## DATA FOR PROCESSING
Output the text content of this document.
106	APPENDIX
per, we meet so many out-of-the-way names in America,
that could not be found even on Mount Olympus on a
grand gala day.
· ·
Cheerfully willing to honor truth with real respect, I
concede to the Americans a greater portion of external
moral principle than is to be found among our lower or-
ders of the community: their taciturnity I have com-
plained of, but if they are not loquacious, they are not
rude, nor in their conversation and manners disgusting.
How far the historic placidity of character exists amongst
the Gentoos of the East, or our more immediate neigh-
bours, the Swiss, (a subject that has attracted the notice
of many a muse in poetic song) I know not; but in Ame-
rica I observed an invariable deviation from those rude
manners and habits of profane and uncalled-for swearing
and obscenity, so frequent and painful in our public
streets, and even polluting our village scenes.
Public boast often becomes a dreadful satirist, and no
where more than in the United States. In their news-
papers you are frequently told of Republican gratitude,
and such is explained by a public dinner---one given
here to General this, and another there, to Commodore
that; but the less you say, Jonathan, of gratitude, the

## WHAT THE EXERCISE ASKS
Print the listing above in its entirety, with every line exact.

## EXPECTED ANSWER
Output the text content of this document.
106	APPENDIX
per, we meet so many out-of-the-way names in America,
that could not be found even on Mount Olympus on a
grand gala day.
· ·
Cheerfully willing to honor truth with real respect, I
concede to the Americans a greater portion of external
moral principle than is to be found among our lower or-
ders of the community: their taciturnity I have com-
plained of, but if they are not loquacious, they are not
rude, nor in their conversation and manners disgusting.
How far the historic placidity of character exists amongst
the Gentoos of the East, or our more immediate neigh-
bours, the Swiss, (a subject that has attracted the notice
of many a muse in poetic song) I know not; but in Ame-
rica I observed an invariable deviation from those rude
manners and habits of profane and uncalled-for swearing
and obscenity, so frequent and painful in our public
streets, and even polluting our village scenes.
Public boast often becomes a dreadful satirist, and no
where more than in the United States. In their news-
papers you are frequently told of Republican gratitude,
and such is explained by a public dinner---one given
here to General this, and another there, to Commodore
that; but the less you say, Jonathan, of gratitude, the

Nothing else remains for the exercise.